-- start Record extracts --

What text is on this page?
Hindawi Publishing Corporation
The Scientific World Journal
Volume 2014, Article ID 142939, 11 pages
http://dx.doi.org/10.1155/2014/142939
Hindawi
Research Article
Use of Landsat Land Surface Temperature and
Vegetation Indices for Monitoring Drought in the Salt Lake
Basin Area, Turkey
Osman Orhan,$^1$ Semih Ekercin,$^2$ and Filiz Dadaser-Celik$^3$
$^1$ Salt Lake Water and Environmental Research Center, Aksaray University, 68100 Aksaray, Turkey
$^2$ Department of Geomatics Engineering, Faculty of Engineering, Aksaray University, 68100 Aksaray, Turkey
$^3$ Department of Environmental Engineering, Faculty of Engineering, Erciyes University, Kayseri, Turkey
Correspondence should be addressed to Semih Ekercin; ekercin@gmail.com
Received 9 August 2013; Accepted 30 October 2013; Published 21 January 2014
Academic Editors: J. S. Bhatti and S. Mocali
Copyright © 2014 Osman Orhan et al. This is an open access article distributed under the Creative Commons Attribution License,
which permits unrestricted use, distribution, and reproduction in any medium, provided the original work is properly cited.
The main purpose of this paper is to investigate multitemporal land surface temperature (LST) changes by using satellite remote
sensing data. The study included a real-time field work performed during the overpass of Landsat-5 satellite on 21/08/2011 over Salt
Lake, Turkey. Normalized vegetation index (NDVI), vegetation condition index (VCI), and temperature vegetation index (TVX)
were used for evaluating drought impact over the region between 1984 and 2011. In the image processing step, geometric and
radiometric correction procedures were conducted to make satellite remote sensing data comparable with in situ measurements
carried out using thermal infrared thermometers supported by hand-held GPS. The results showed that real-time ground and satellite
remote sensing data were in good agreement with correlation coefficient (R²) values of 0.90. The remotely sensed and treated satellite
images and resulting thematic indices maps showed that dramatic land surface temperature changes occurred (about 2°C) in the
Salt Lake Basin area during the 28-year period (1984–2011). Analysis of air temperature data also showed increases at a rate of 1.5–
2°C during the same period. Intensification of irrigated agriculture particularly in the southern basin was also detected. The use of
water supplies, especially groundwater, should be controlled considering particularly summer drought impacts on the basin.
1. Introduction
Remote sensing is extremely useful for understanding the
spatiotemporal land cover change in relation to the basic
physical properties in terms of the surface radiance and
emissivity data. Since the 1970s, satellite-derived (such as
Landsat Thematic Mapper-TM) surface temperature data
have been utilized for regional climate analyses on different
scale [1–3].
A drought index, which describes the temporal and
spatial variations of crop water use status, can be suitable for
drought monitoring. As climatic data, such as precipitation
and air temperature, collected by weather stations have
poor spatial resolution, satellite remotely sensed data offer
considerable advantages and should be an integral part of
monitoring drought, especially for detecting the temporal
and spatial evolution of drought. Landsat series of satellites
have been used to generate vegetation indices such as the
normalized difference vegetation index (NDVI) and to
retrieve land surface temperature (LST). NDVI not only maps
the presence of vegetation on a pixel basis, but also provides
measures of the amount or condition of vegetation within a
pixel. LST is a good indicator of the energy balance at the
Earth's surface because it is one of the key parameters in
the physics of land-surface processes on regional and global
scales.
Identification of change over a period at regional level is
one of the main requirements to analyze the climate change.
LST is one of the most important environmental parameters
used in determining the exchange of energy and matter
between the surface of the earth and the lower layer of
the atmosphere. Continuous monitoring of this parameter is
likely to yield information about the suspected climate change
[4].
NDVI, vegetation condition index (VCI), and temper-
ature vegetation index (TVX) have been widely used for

-- end Record extracts --

Task requirements:
Check each line above for "should" and return the ones that have it.

Solved exercise:
Correspondence should be addressed to Semih Ekercin; ekercin@gmail.com
water supplies, especially groundwater, should be controlled considering particularly summer drought impacts on the basin.
considerable advantages and should be an integral part of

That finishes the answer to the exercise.